[What is expected]
Skip every picture and transcribe the remaining material exactly.

[Exercise inputs]
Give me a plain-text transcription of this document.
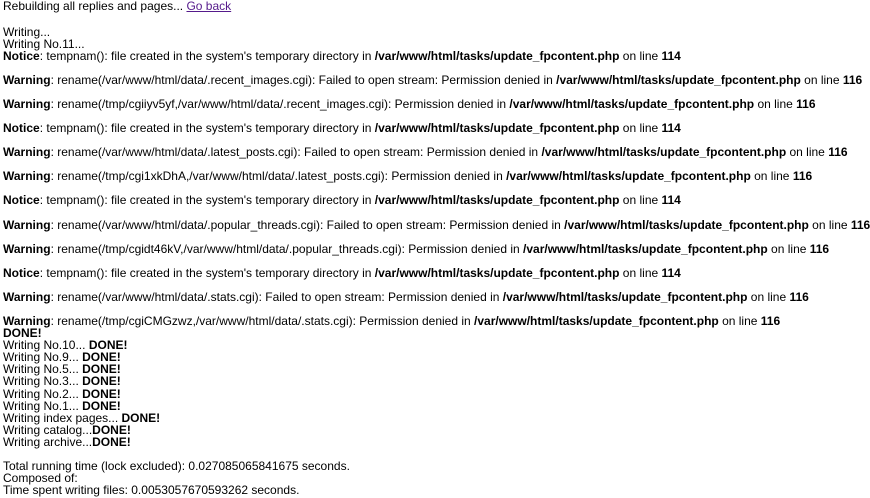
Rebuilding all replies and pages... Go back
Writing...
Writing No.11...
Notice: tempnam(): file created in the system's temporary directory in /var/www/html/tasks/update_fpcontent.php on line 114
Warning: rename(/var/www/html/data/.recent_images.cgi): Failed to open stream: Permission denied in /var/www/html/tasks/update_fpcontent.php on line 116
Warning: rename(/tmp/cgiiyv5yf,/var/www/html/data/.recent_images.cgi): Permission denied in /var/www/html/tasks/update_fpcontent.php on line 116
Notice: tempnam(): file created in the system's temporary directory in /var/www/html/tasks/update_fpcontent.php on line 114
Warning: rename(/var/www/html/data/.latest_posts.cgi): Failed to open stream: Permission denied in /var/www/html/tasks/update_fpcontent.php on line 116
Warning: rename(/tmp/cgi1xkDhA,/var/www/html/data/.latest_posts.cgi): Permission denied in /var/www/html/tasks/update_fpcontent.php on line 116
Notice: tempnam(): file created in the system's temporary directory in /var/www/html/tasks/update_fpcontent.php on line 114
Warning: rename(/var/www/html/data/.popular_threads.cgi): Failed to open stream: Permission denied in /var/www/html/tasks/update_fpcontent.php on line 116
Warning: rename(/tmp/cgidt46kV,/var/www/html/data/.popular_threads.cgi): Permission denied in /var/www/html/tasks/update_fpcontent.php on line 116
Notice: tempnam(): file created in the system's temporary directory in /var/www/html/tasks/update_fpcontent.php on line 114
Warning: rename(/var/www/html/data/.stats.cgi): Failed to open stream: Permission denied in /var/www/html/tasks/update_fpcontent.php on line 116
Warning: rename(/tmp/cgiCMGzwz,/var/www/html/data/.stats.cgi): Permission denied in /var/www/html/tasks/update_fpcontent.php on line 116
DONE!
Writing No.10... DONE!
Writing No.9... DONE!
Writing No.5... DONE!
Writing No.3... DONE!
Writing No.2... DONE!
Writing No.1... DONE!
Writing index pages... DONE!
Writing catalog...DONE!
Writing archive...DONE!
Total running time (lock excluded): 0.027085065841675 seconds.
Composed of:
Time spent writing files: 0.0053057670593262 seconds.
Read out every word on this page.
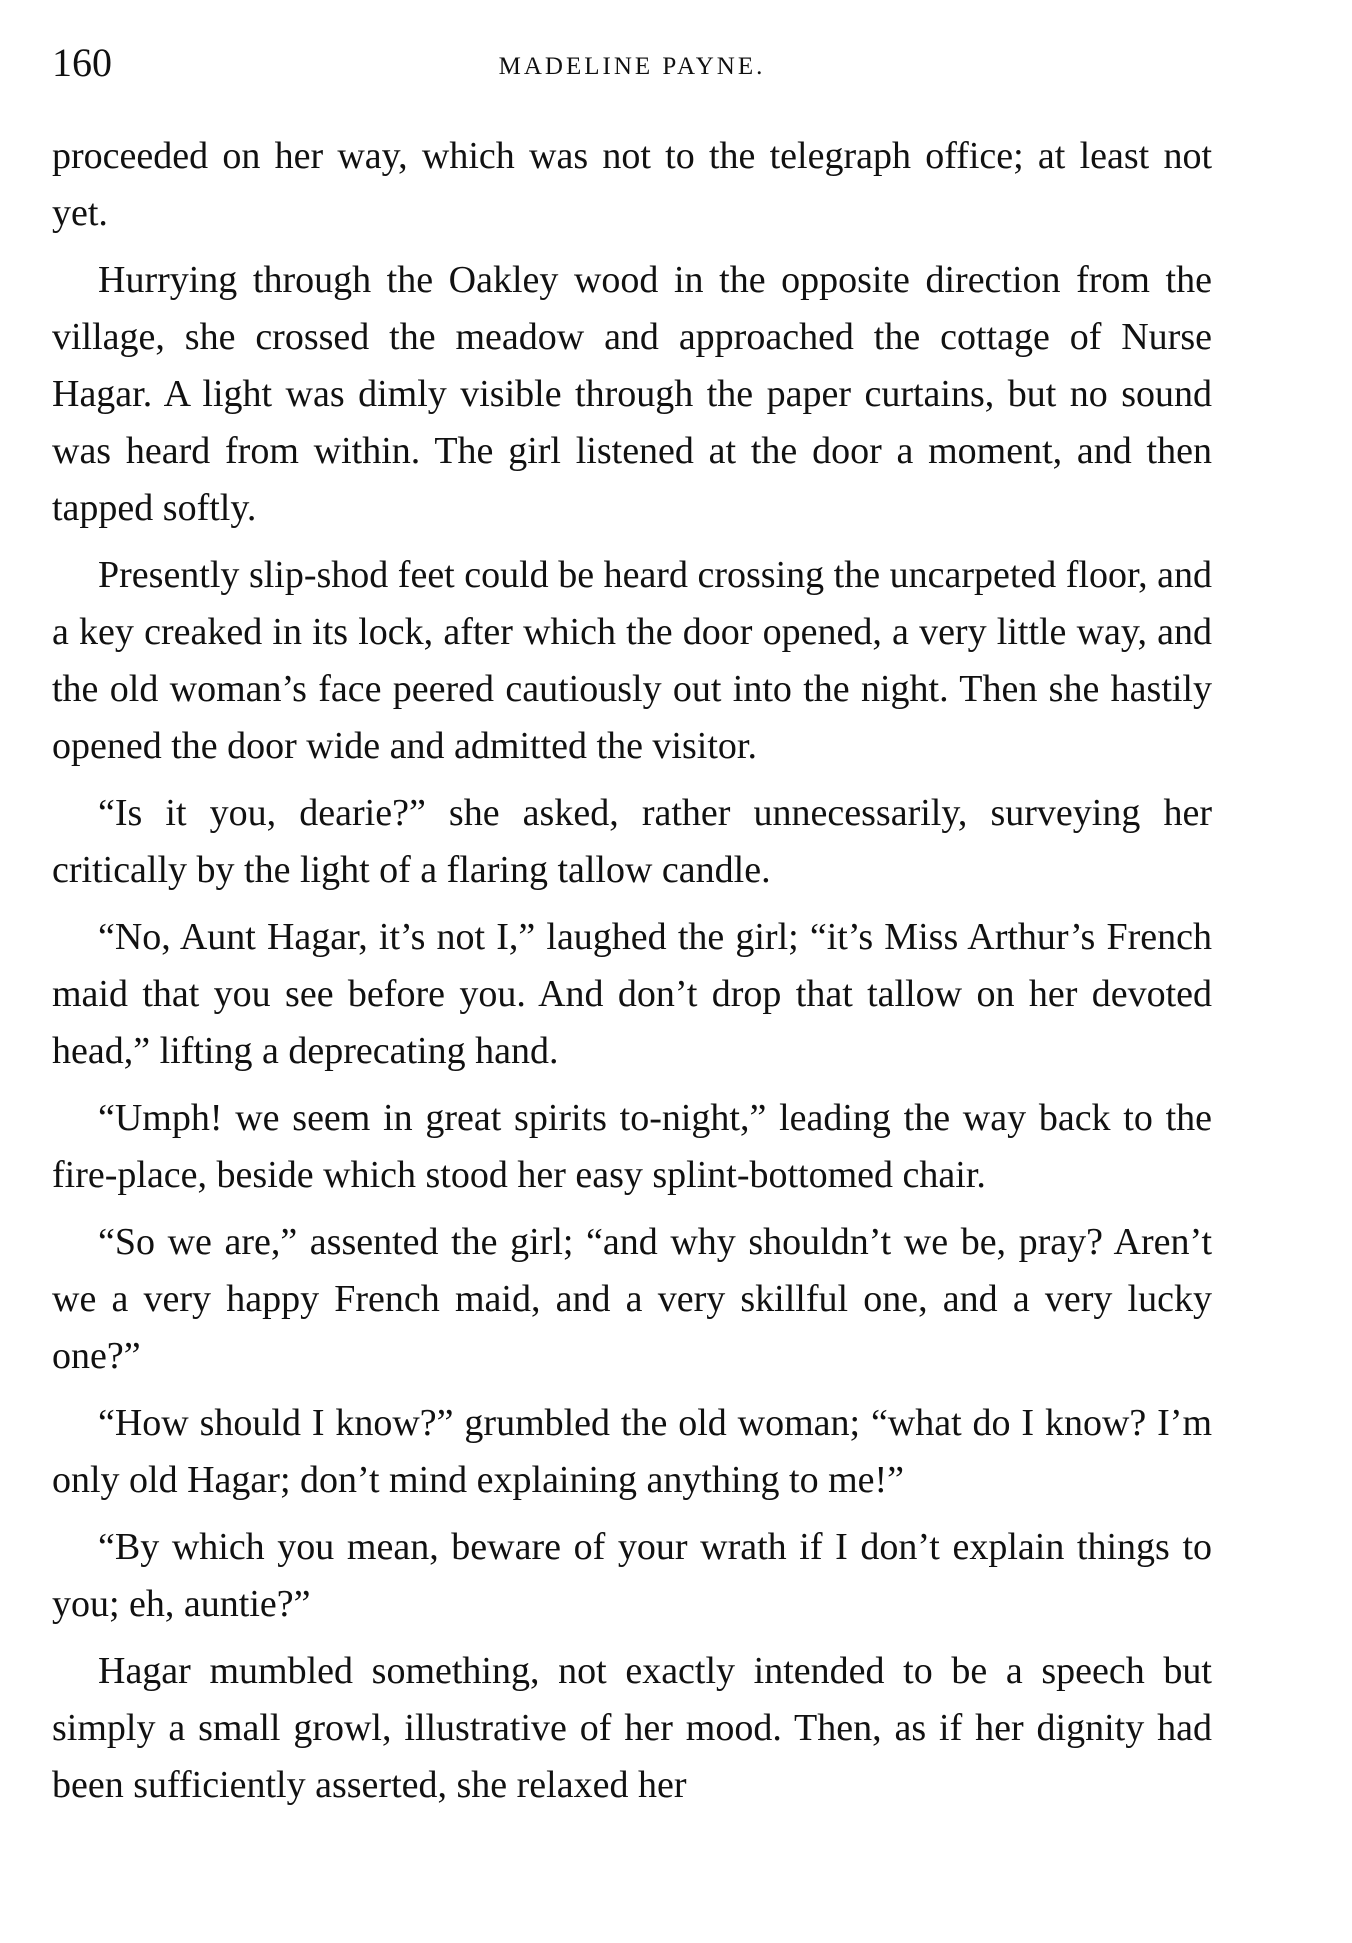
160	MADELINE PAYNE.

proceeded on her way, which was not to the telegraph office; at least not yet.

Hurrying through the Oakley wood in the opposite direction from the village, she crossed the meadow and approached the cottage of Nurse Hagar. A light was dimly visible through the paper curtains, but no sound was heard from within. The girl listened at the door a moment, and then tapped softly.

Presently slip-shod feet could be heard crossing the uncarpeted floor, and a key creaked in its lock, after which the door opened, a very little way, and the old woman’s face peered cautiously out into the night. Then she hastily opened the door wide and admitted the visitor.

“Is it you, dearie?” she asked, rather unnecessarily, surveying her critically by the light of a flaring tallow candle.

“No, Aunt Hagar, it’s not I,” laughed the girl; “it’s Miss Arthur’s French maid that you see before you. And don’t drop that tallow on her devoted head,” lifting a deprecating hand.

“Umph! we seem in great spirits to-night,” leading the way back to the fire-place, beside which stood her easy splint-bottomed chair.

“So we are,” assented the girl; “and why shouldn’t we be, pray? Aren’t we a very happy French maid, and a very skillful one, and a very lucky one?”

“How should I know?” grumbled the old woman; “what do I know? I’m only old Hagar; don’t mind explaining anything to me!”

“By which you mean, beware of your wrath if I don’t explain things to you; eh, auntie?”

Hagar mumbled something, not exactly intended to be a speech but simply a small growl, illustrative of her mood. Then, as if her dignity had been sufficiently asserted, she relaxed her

[Task response]
Give me a plain-text transcription of this document.
Rebuilding all replies and pages... Go back
Writing...
Writing No.11...
Notice: tempnam(): file created in the system's temporary directory in /var/www/html/tasks/update_fpcontent.php on line 114
Warning: rename(/var/www/html/data/.recent_images.cgi): Failed to open stream: Permission denied in /var/www/html/tasks/update_fpcontent.php on line 116
Warning: rename(/tmp/cgiiyv5yf,/var/www/html/data/.recent_images.cgi): Permission denied in /var/www/html/tasks/update_fpcontent.php on line 116
Notice: tempnam(): file created in the system's temporary directory in /var/www/html/tasks/update_fpcontent.php on line 114
Warning: rename(/var/www/html/data/.latest_posts.cgi): Failed to open stream: Permission denied in /var/www/html/tasks/update_fpcontent.php on line 116
Warning: rename(/tmp/cgi1xkDhA,/var/www/html/data/.latest_posts.cgi): Permission denied in /var/www/html/tasks/update_fpcontent.php on line 116
Notice: tempnam(): file created in the system's temporary directory in /var/www/html/tasks/update_fpcontent.php on line 114
Warning: rename(/var/www/html/data/.popular_threads.cgi): Failed to open stream: Permission denied in /var/www/html/tasks/update_fpcontent.php on line 116
Warning: rename(/tmp/cgidt46kV,/var/www/html/data/.popular_threads.cgi): Permission denied in /var/www/html/tasks/update_fpcontent.php on line 116
Notice: tempnam(): file created in the system's temporary directory in /var/www/html/tasks/update_fpcontent.php on line 114
Warning: rename(/var/www/html/data/.stats.cgi): Failed to open stream: Permission denied in /var/www/html/tasks/update_fpcontent.php on line 116
Warning: rename(/tmp/cgiCMGzwz,/var/www/html/data/.stats.cgi): Permission denied in /var/www/html/tasks/update_fpcontent.php on line 116
DONE!
Writing No.10... DONE!
Writing No.9... DONE!
Writing No.5... DONE!
Writing No.3... DONE!
Writing No.2... DONE!
Writing No.1... DONE!
Writing index pages... DONE!
Writing catalog...DONE!
Writing archive...DONE!
Total running time (lock excluded): 0.027085065841675 seconds.
Composed of:
Time spent writing files: 0.0053057670593262 seconds.
Read out every word on this page.
160	MADELINE PAYNE.

proceeded on her way, which was not to the telegraph office; at least not yet.

Hurrying through the Oakley wood in the opposite direction from the village, she crossed the meadow and approached the cottage of Nurse Hagar. A light was dimly visible through the paper curtains, but no sound was heard from within. The girl listened at the door a moment, and then tapped softly.

Presently slip-shod feet could be heard crossing the uncarpeted floor, and a key creaked in its lock, after which the door opened, a very little way, and the old woman’s face peered cautiously out into the night. Then she hastily opened the door wide and admitted the visitor.

“Is it you, dearie?” she asked, rather unnecessarily, surveying her critically by the light of a flaring tallow candle.

“No, Aunt Hagar, it’s not I,” laughed the girl; “it’s Miss Arthur’s French maid that you see before you. And don’t drop that tallow on her devoted head,” lifting a deprecating hand.

“Umph! we seem in great spirits to-night,” leading the way back to the fire-place, beside which stood her easy splint-bottomed chair.

“So we are,” assented the girl; “and why shouldn’t we be, pray? Aren’t we a very happy French maid, and a very skillful one, and a very lucky one?”

“How should I know?” grumbled the old woman; “what do I know? I’m only old Hagar; don’t mind explaining anything to me!”

“By which you mean, beware of your wrath if I don’t explain things to you; eh, auntie?”

Hagar mumbled something, not exactly intended to be a speech but simply a small growl, illustrative of her mood. Then, as if her dignity had been sufficiently asserted, she relaxed her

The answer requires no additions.